Dataset records:
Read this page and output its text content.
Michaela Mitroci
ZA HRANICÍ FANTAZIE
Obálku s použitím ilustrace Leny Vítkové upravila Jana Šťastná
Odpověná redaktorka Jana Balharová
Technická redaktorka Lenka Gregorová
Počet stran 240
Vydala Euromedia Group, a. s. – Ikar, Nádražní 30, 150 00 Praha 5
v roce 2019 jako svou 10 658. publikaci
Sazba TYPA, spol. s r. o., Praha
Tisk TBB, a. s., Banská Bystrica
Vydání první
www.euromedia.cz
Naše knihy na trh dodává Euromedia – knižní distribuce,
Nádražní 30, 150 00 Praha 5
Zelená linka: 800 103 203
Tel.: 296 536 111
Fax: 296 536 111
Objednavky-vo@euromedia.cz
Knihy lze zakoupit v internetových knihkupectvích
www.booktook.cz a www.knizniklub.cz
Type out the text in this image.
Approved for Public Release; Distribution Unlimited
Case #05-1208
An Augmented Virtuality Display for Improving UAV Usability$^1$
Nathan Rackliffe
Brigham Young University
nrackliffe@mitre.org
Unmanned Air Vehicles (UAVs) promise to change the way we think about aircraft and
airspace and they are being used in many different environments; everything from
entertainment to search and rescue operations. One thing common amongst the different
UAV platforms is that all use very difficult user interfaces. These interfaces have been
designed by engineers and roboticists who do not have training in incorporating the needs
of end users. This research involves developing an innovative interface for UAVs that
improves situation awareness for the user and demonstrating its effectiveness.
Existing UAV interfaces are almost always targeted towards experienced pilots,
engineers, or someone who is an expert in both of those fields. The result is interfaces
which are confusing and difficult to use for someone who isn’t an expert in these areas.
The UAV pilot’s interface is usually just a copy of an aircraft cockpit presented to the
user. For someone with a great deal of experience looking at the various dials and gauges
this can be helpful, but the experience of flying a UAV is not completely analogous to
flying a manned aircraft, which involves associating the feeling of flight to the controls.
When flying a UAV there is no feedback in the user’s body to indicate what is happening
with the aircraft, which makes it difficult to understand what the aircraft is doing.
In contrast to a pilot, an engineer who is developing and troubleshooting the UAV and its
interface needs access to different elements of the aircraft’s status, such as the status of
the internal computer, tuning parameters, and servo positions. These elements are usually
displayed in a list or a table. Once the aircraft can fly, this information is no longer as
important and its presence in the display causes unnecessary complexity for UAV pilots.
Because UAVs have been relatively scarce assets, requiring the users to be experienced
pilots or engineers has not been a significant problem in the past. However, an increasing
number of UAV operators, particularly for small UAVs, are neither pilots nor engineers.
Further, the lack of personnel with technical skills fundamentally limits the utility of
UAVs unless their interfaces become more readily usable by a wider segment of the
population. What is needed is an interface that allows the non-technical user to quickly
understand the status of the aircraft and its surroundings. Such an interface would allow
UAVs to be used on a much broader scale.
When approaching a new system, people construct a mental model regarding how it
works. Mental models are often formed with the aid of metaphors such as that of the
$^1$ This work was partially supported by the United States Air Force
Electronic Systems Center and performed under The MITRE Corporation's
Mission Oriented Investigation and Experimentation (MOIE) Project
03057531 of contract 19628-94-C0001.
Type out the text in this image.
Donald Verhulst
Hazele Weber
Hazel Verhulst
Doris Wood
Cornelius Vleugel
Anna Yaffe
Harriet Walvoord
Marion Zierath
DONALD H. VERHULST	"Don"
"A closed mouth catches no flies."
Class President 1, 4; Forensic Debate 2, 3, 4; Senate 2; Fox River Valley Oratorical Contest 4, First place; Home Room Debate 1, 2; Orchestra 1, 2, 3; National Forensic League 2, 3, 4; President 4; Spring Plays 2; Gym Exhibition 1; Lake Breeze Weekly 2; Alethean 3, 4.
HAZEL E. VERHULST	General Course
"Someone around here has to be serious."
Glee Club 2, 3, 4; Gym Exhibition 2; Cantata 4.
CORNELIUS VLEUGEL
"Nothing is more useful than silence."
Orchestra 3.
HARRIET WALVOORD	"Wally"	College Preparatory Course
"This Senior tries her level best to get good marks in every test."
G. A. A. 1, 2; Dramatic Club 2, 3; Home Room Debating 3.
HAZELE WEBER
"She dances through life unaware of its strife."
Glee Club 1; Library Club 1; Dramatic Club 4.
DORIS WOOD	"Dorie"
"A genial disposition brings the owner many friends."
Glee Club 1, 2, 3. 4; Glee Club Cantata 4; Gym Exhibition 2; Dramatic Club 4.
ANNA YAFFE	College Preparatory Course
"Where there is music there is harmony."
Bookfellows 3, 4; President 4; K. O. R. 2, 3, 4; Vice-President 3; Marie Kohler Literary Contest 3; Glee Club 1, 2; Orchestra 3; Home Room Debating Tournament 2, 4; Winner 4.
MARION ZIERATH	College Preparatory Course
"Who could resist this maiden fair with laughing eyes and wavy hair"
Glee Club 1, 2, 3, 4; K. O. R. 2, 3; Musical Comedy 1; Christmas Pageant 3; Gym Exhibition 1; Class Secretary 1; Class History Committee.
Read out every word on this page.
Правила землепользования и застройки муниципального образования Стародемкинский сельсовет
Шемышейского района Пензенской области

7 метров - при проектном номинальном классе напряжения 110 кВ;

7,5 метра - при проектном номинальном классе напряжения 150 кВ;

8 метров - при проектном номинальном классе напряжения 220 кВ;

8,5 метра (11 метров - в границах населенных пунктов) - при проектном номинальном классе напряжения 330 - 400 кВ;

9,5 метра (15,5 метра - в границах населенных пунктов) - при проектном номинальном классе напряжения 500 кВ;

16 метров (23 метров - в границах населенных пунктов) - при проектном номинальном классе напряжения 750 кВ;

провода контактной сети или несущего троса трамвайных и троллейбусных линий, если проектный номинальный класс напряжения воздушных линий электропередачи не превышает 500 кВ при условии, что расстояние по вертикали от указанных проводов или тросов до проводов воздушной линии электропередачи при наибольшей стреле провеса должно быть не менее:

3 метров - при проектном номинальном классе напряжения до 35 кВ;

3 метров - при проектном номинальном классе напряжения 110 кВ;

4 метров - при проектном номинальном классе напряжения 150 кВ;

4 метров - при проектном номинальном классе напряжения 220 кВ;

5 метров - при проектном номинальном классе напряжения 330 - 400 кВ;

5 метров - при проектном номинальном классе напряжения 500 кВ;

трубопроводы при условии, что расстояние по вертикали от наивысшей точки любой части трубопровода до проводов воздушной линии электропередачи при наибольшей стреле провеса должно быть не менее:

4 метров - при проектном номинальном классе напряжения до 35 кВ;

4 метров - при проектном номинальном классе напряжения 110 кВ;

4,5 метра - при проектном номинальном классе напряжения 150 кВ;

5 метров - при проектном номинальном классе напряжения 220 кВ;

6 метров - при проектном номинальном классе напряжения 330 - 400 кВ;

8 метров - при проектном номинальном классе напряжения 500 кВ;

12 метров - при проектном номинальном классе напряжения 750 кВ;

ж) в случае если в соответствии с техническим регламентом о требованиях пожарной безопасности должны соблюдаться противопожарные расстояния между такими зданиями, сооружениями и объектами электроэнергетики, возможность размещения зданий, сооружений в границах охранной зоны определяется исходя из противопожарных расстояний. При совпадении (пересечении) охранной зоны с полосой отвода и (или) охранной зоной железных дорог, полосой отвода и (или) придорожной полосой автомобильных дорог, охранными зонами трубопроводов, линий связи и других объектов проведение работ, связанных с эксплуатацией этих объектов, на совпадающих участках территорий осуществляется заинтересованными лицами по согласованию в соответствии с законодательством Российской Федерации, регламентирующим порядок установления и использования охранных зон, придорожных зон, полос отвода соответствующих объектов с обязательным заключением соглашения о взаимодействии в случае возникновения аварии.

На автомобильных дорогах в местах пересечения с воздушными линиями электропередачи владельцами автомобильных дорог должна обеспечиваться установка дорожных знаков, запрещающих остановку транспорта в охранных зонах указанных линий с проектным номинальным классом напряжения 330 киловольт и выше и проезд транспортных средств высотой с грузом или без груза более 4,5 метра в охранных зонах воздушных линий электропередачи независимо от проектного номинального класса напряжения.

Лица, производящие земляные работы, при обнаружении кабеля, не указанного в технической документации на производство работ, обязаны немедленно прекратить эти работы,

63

Aim of the exercise: Pick each line holding the word "used" out of the listing.

Answer in full:
airspace and they are being used in many different environments; everything from
UAVs to be used on a much broader scale.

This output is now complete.